■ WHAT IS REQUIRED ■
Look through the listing below and work out how many of its lines hold the word "last". Give only the number.

— START OF WORKING DATA —

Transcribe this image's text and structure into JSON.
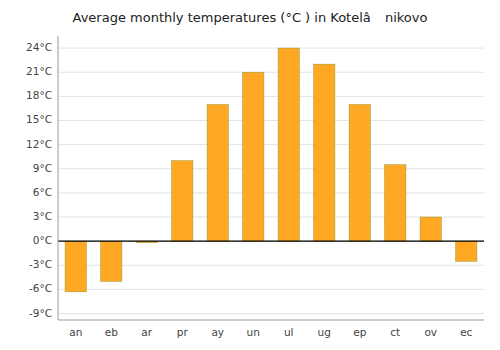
{
  "chart_data": {
    "type": "bar",
    "title": "Average monthly temperatures (°C ) in Kotelâ nikovo",
    "categories": [
      "an",
      "eb",
      "ar",
      "pr",
      "ay",
      "un",
      "ul",
      "ug",
      "ep",
      "ct",
      "ov",
      "ec"
    ],
    "values": [
      -6.3,
      -5.0,
      -0.2,
      10.0,
      17.0,
      21.0,
      24.0,
      22.0,
      17.0,
      9.5,
      3.0,
      -2.5
    ],
    "color": "#FFA824",
    "ylim": [
      -9.8,
      25.5
    ],
    "yticks": [
      {
        "value": -9,
        "label": "-9°C"
      },
      {
        "value": -6,
        "label": "-6°C"
      },
      {
        "value": -3,
        "label": "-3°C"
      },
      {
        "value": 0,
        "label": "0°C"
      },
      {
        "value": 3,
        "label": "3°C"
      },
      {
        "value": 6,
        "label": "6°C"
      },
      {
        "value": 9,
        "label": "9°C"
      },
      {
        "value": 12,
        "label": "12°C"
      },
      {
        "value": 15,
        "label": "15°C"
      },
      {
        "value": 18,
        "label": "18°C"
      },
      {
        "value": 21,
        "label": "21°C"
      },
      {
        "value": 24,
        "label": "24°C"
      }
    ],
    "grid": true
  }
}
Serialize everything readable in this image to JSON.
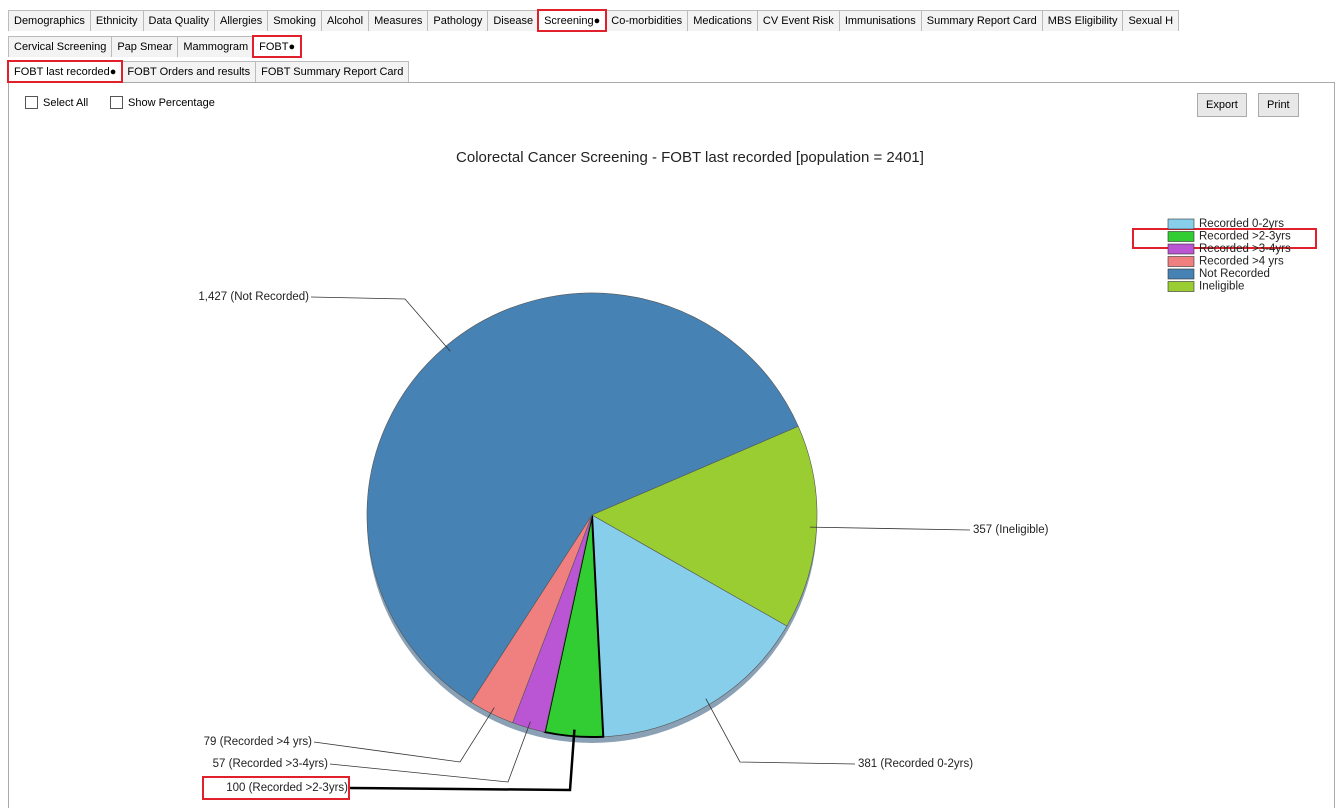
{
  "tabs": [
    "Demographics",
    "Ethnicity",
    "Data Quality",
    "Allergies",
    "Smoking",
    "Alcohol",
    "Measures",
    "Pathology",
    "Disease",
    "Screening●",
    "Co-morbidities",
    "Medications",
    "CV Event Risk",
    "Immunisations",
    "Summary Report Card",
    "MBS Eligibility",
    "Sexual H"
  ],
  "sub_tabs": [
    "Cervical Screening",
    "Pap Smear",
    "Mammogram",
    "FOBT●"
  ],
  "report_tabs": [
    "FOBT last recorded●",
    "FOBT Orders and results",
    "FOBT Summary Report Card"
  ],
  "options": [
    "Select All",
    "Show Percentage"
  ],
  "buttons": [
    "Export",
    "Print"
  ],
  "chart_data": {
    "type": "pie",
    "title": "Colorectal Cancer Screening - FOBT last recorded [population = 2401]",
    "categories": [
      "Recorded 0-2yrs",
      "Recorded >2-3yrs",
      "Recorded >3-4yrs",
      "Recorded >4 yrs",
      "Not Recorded",
      "Ineligible"
    ],
    "values": [
      381,
      100,
      57,
      79,
      1427,
      357
    ],
    "value_labels": [
      "381 (Recorded 0-2yrs)",
      "100 (Recorded >2-3yrs)",
      "57 (Recorded >3-4yrs)",
      "79 (Recorded >4 yrs)",
      "1,427 (Not Recorded)",
      "357 (Ineligible)"
    ],
    "colors": [
      "#87ceeb",
      "#32cd32",
      "#ba55d3",
      "#f08080",
      "#4682b4",
      "#9acd32"
    ],
    "legend": "top-right"
  }
}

— END OF WORKING DATA —

■ OUTPUT ■
2